Copy out the data below as written; omit any images.

## Start

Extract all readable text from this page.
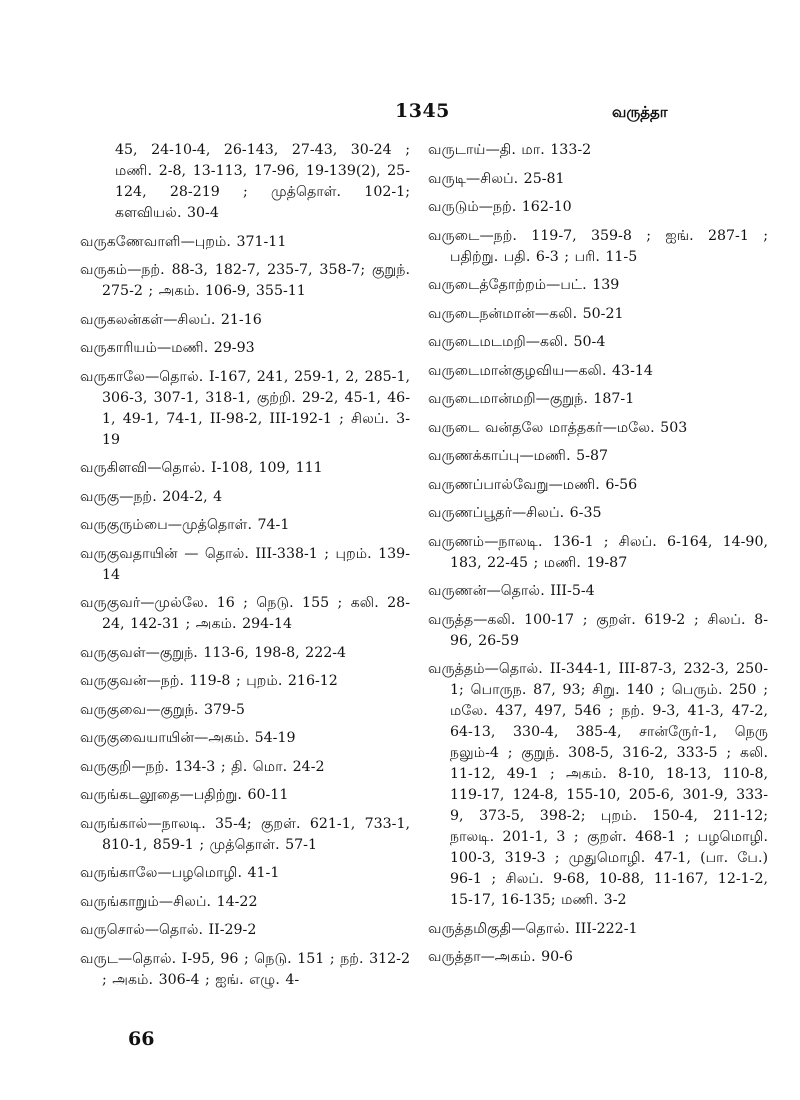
1345	வருத்தா
45, 24-10-4, 26-143, 27-43, 30-24 ; மணி. 2-8, 13-113, 17-96, 19-139(2), 25-124, 28-219 ; முத்தொள். 102-1; களவியல். 30-4
வருகணேவாளி—புறம். 371-11
வருகம்—நற். 88-3, 182-7, 235-7, 358-7; குறுந். 275-2 ; அகம். 106-9, 355-11
வருகலன்கள்—சிலப். 21-16
வருகாரியம்—மணி. 29-93
வருகாலே—தொல். I-167, 241, 259-1, 2, 285-1, 306-3, 307-1, 318-1, குற்றி. 29-2, 45-1, 46-1, 49-1, 74-1, II-98-2, III-192-1 ; சிலப். 3-19
வருகிளவி—தொல். I-108, 109, 111
வருகு—நற். 204-2, 4
வருகுரும்பை—முத்தொள். 74-1
வருகுவதாயின் — தொல். III-338-1 ; புறம். 139-14
வருகுவர்—முல்லே. 16 ; நெடு. 155 ; கலி. 28-24, 142-31 ; அகம். 294-14
வருகுவள்—குறுந். 113-6, 198-8, 222-4
வருகுவன்—நற். 119-8 ; புறம். 216-12
வருகுவை—குறுந். 379-5
வருகுவையாயின்—அகம். 54-19
வருகுறி—நற். 134-3 ; தி. மொ. 24-2
வருங்கடலூதை—பதிற்று. 60-11
வருங்கால்—நாலடி. 35-4; குறள். 621-1, 733-1, 810-1, 859-1 ; முத்தொள். 57-1
வருங்காலே—பழமொழி. 41-1
வருங்காறும்—சிலப். 14-22
வருசொல்—தொல். II-29-2
வருட—தொல். I-95, 96 ; நெடு. 151 ; நற். 312-2 ; அகம். 306-4 ; ஐங். எழு. 4-
வருடாய்—தி. மா. 133-2
வருடி—சிலப். 25-81
வருடும்—நற். 162-10
வருடை—நற். 119-7, 359-8 ; ஐங். 287-1 ; பதிற்று. பதி. 6-3 ; பரி. 11-5
வருடைத்தோற்றம்—பட். 139
வருடைநன்மான்—கலி. 50-21
வருடைமடமறி—கலி. 50-4
வருடைமான்குழவிய—கலி. 43-14
வருடைமான்மறி—குறுந். 187-1
வருடை வன்தலே மாத்தகர்—மலே. 503
வருணக்காப்பு—மணி. 5-87
வருணப்பால்வேறு—மணி. 6-56
வருணப்பூதர்—சிலப். 6-35
வருணம்—நாலடி. 136-1 ; சிலப். 6-164, 14-90, 183, 22-45 ; மணி. 19-87
வருணன்—தொல். III-5-4
வருத்த—கலி. 100-17 ; குறள். 619-2 ; சிலப். 8-96, 26-59
வருத்தம்—தொல். II-344-1, III-87-3, 232-3, 250-1; பொருந. 87, 93; சிறு. 140 ; பெரும். 250 ; மலே. 437, 497, 546 ; நற். 9-3, 41-3, 47-2, 64-13, 330-4, 385-4, சான்ருேர்-1, நெரு நலும்-4 ; குறுந். 308-5, 316-2, 333-5 ; கலி. 11-12, 49-1 ; அகம். 8-10, 18-13, 110-8, 119-17, 124-8, 155-10, 205-6, 301-9, 333-9, 373-5, 398-2; புறம். 150-4, 211-12; நாலடி. 201-1, 3 ; குறள். 468-1 ; பழமொழி. 100-3, 319-3 ; முதுமொழி. 47-1, (பா. பே.) 96-1 ; சிலப். 9-68, 10-88, 11-167, 12-1-2, 15-17, 16-135; மணி. 3-2
வருத்தமிகுதி—தொல். III-222-1
வருத்தா—அகம். 90-6
66
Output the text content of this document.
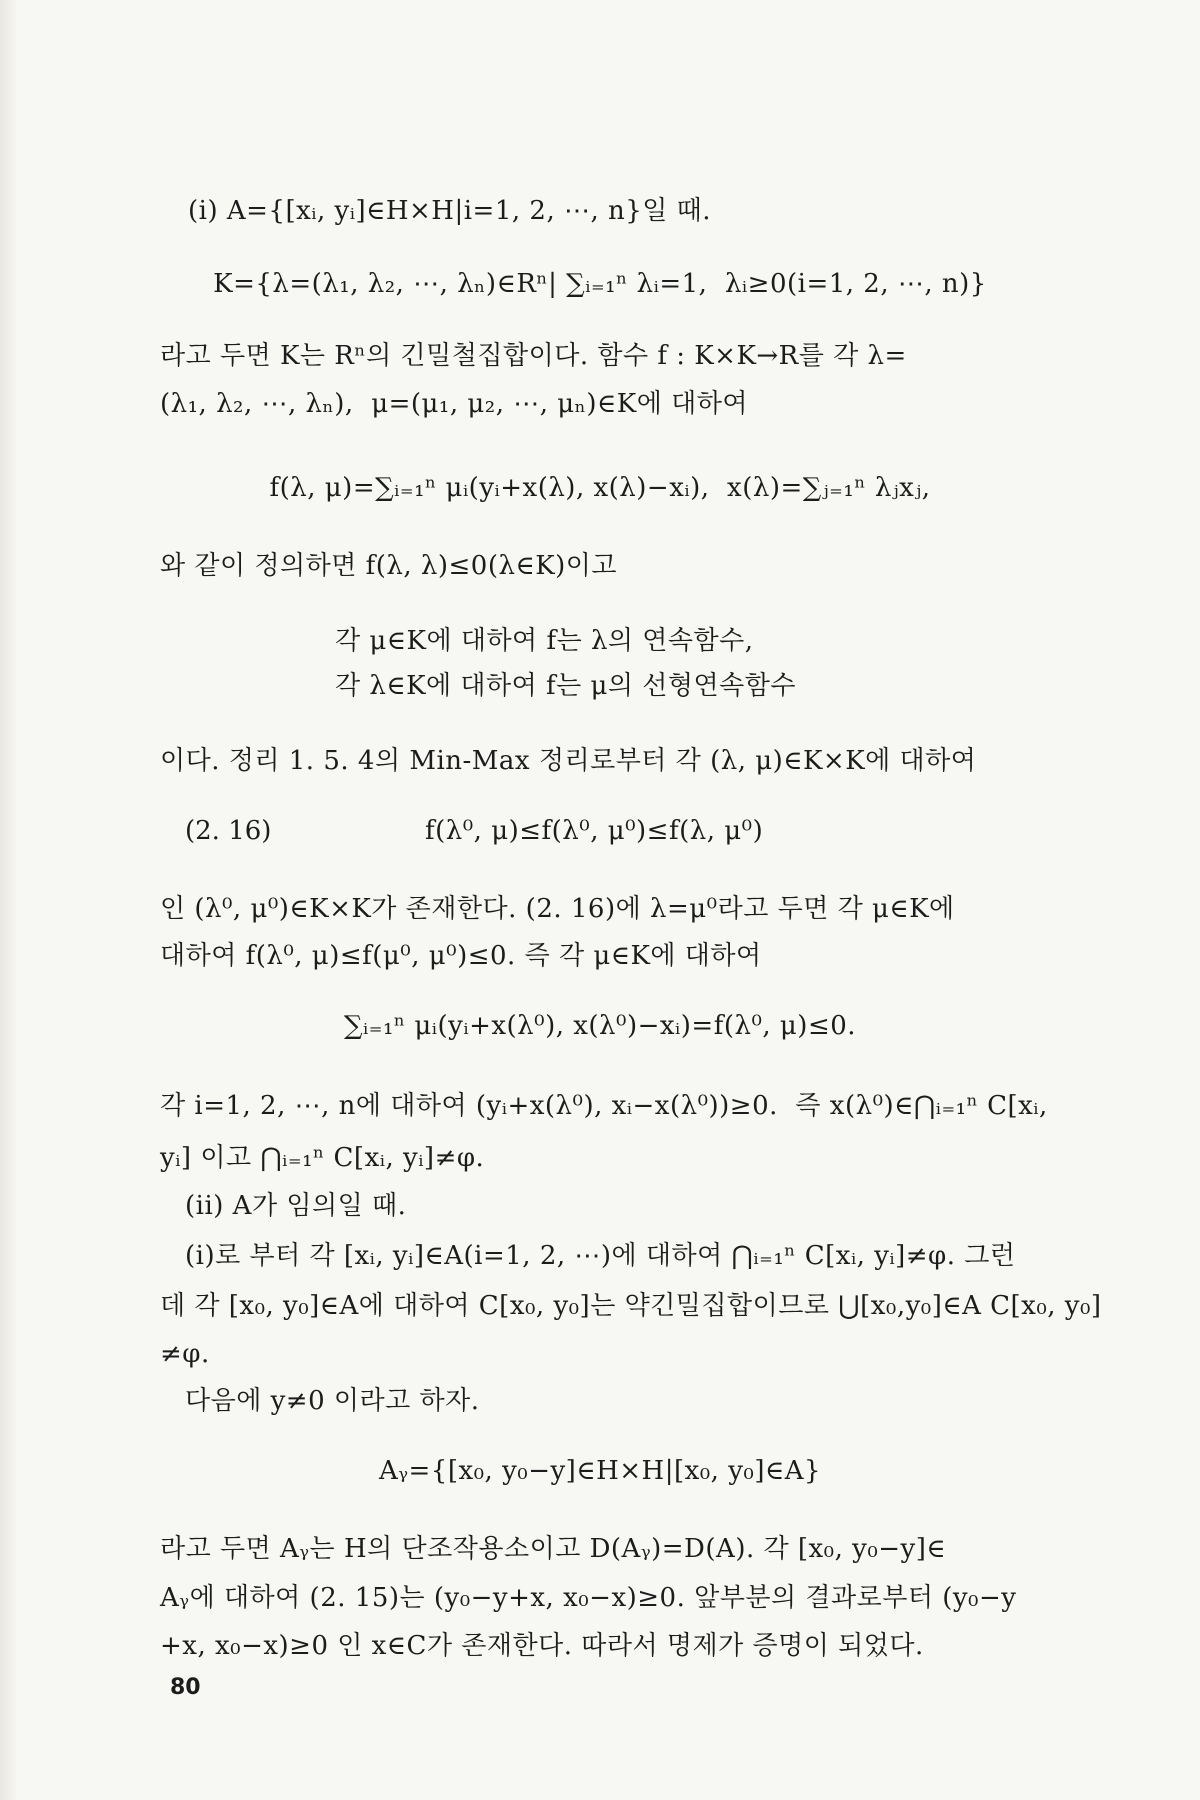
(i) A={[xᵢ, yᵢ]∈H×H|i=1, 2, ⋯, n}일 때.
K={λ=(λ₁, λ₂, ⋯, λₙ)∈Rⁿ| ∑ᵢ₌₁ⁿ λᵢ=1,  λᵢ≥0(i=1, 2, ⋯, n)}
라고 두면 K는 Rⁿ의 긴밀철집합이다. 함수 f : K×K→R를 각 λ=
(λ₁, λ₂, ⋯, λₙ),  μ=(μ₁, μ₂, ⋯, μₙ)∈K에 대하여
f(λ, μ)=∑ᵢ₌₁ⁿ μᵢ(yᵢ+x(λ), x(λ)−xᵢ),  x(λ)=∑ⱼ₌₁ⁿ λⱼxⱼ,
와 같이 정의하면 f(λ, λ)≤0(λ∈K)이고
각 μ∈K에 대하여 f는 λ의 연속함수,
각 λ∈K에 대하여 f는 μ의 선형연속함수
이다. 정리 1. 5. 4의 Min-Max 정리로부터 각 (λ, μ)∈K×K에 대하여
(2. 16)	f(λ⁰, μ)≤f(λ⁰, μ⁰)≤f(λ, μ⁰)
인 (λ⁰, μ⁰)∈K×K가 존재한다. (2. 16)에 λ=μ⁰라고 두면 각 μ∈K에
대하여 f(λ⁰, μ)≤f(μ⁰, μ⁰)≤0. 즉 각 μ∈K에 대하여
∑ᵢ₌₁ⁿ μᵢ(yᵢ+x(λ⁰), x(λ⁰)−xᵢ)=f(λ⁰, μ)≤0.
각 i=1, 2, ⋯, n에 대하여 (yᵢ+x(λ⁰), xᵢ−x(λ⁰))≥0.  즉 x(λ⁰)∈⋂ᵢ₌₁ⁿ C[xᵢ,
yᵢ] 이고 ⋂ᵢ₌₁ⁿ C[xᵢ, yᵢ]≠φ.
(ii) A가 임의일 때.
(i)로 부터 각 [xᵢ, yᵢ]∈A(i=1, 2, ⋯)에 대하여 ⋂ᵢ₌₁ⁿ C[xᵢ, yᵢ]≠φ. 그런
데 각 [x₀, y₀]∈A에 대하여 C[x₀, y₀]는 약긴밀집합이므로 ⋃[x₀,y₀]∈A C[x₀, y₀]
≠φ.
다음에 y≠0 이라고 하자.
Aᵧ={[x₀, y₀−y]∈H×H|[x₀, y₀]∈A}
라고 두면 Aᵧ는 H의 단조작용소이고 D(Aᵧ)=D(A). 각 [x₀, y₀−y]∈
Aᵧ에 대하여 (2. 15)는 (y₀−y+x, x₀−x)≥0. 앞부분의 결과로부터 (y₀−y
+x, x₀−x)≥0 인 x∈C가 존재한다. 따라서 명제가 증명이 되었다.
80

## End

- _Expected output_:
Extract all readable text from this page.
1345	வருத்தா
45, 24-10-4, 26-143, 27-43, 30-24 ; மணி. 2-8, 13-113, 17-96, 19-139(2), 25-124, 28-219 ; முத்தொள். 102-1; களவியல். 30-4
வருகணேவாளி—புறம். 371-11
வருகம்—நற். 88-3, 182-7, 235-7, 358-7; குறுந். 275-2 ; அகம். 106-9, 355-11
வருகலன்கள்—சிலப். 21-16
வருகாரியம்—மணி. 29-93
வருகாலே—தொல். I-167, 241, 259-1, 2, 285-1, 306-3, 307-1, 318-1, குற்றி. 29-2, 45-1, 46-1, 49-1, 74-1, II-98-2, III-192-1 ; சிலப். 3-19
வருகிளவி—தொல். I-108, 109, 111
வருகு—நற். 204-2, 4
வருகுரும்பை—முத்தொள். 74-1
வருகுவதாயின் — தொல். III-338-1 ; புறம். 139-14
வருகுவர்—முல்லே. 16 ; நெடு. 155 ; கலி. 28-24, 142-31 ; அகம். 294-14
வருகுவள்—குறுந். 113-6, 198-8, 222-4
வருகுவன்—நற். 119-8 ; புறம். 216-12
வருகுவை—குறுந். 379-5
வருகுவையாயின்—அகம். 54-19
வருகுறி—நற். 134-3 ; தி. மொ. 24-2
வருங்கடலூதை—பதிற்று. 60-11
வருங்கால்—நாலடி. 35-4; குறள். 621-1, 733-1, 810-1, 859-1 ; முத்தொள். 57-1
வருங்காலே—பழமொழி. 41-1
வருங்காறும்—சிலப். 14-22
வருசொல்—தொல். II-29-2
வருட—தொல். I-95, 96 ; நெடு. 151 ; நற். 312-2 ; அகம். 306-4 ; ஐங். எழு. 4-
வருடாய்—தி. மா. 133-2
வருடி—சிலப். 25-81
வருடும்—நற். 162-10
வருடை—நற். 119-7, 359-8 ; ஐங். 287-1 ; பதிற்று. பதி. 6-3 ; பரி. 11-5
வருடைத்தோற்றம்—பட். 139
வருடைநன்மான்—கலி. 50-21
வருடைமடமறி—கலி. 50-4
வருடைமான்குழவிய—கலி. 43-14
வருடைமான்மறி—குறுந். 187-1
வருடை வன்தலே மாத்தகர்—மலே. 503
வருணக்காப்பு—மணி. 5-87
வருணப்பால்வேறு—மணி. 6-56
வருணப்பூதர்—சிலப். 6-35
வருணம்—நாலடி. 136-1 ; சிலப். 6-164, 14-90, 183, 22-45 ; மணி. 19-87
வருணன்—தொல். III-5-4
வருத்த—கலி. 100-17 ; குறள். 619-2 ; சிலப். 8-96, 26-59
வருத்தம்—தொல். II-344-1, III-87-3, 232-3, 250-1; பொருந. 87, 93; சிறு. 140 ; பெரும். 250 ; மலே. 437, 497, 546 ; நற். 9-3, 41-3, 47-2, 64-13, 330-4, 385-4, சான்ருேர்-1, நெரு நலும்-4 ; குறுந். 308-5, 316-2, 333-5 ; கலி. 11-12, 49-1 ; அகம். 8-10, 18-13, 110-8, 119-17, 124-8, 155-10, 205-6, 301-9, 333-9, 373-5, 398-2; புறம். 150-4, 211-12; நாலடி. 201-1, 3 ; குறள். 468-1 ; பழமொழி. 100-3, 319-3 ; முதுமொழி. 47-1, (பா. பே.) 96-1 ; சிலப். 9-68, 10-88, 11-167, 12-1-2, 15-17, 16-135; மணி. 3-2
வருத்தமிகுதி—தொல். III-222-1
வருத்தா—அகம். 90-6
66
Output the text content of this document.
(i) A={[xᵢ, yᵢ]∈H×H|i=1, 2, ⋯, n}일 때.
K={λ=(λ₁, λ₂, ⋯, λₙ)∈Rⁿ| ∑ᵢ₌₁ⁿ λᵢ=1,  λᵢ≥0(i=1, 2, ⋯, n)}
라고 두면 K는 Rⁿ의 긴밀철집합이다. 함수 f : K×K→R를 각 λ=
(λ₁, λ₂, ⋯, λₙ),  μ=(μ₁, μ₂, ⋯, μₙ)∈K에 대하여
f(λ, μ)=∑ᵢ₌₁ⁿ μᵢ(yᵢ+x(λ), x(λ)−xᵢ),  x(λ)=∑ⱼ₌₁ⁿ λⱼxⱼ,
와 같이 정의하면 f(λ, λ)≤0(λ∈K)이고
각 μ∈K에 대하여 f는 λ의 연속함수,
각 λ∈K에 대하여 f는 μ의 선형연속함수
이다. 정리 1. 5. 4의 Min-Max 정리로부터 각 (λ, μ)∈K×K에 대하여
(2. 16)	f(λ⁰, μ)≤f(λ⁰, μ⁰)≤f(λ, μ⁰)
인 (λ⁰, μ⁰)∈K×K가 존재한다. (2. 16)에 λ=μ⁰라고 두면 각 μ∈K에
대하여 f(λ⁰, μ)≤f(μ⁰, μ⁰)≤0. 즉 각 μ∈K에 대하여
∑ᵢ₌₁ⁿ μᵢ(yᵢ+x(λ⁰), x(λ⁰)−xᵢ)=f(λ⁰, μ)≤0.
각 i=1, 2, ⋯, n에 대하여 (yᵢ+x(λ⁰), xᵢ−x(λ⁰))≥0.  즉 x(λ⁰)∈⋂ᵢ₌₁ⁿ C[xᵢ,
yᵢ] 이고 ⋂ᵢ₌₁ⁿ C[xᵢ, yᵢ]≠φ.
(ii) A가 임의일 때.
(i)로 부터 각 [xᵢ, yᵢ]∈A(i=1, 2, ⋯)에 대하여 ⋂ᵢ₌₁ⁿ C[xᵢ, yᵢ]≠φ. 그런
데 각 [x₀, y₀]∈A에 대하여 C[x₀, y₀]는 약긴밀집합이므로 ⋃[x₀,y₀]∈A C[x₀, y₀]
≠φ.
다음에 y≠0 이라고 하자.
Aᵧ={[x₀, y₀−y]∈H×H|[x₀, y₀]∈A}
라고 두면 Aᵧ는 H의 단조작용소이고 D(Aᵧ)=D(A). 각 [x₀, y₀−y]∈
Aᵧ에 대하여 (2. 15)는 (y₀−y+x, x₀−x)≥0. 앞부분의 결과로부터 (y₀−y
+x, x₀−x)≥0 인 x∈C가 존재한다. 따라서 명제가 증명이 되었다.
80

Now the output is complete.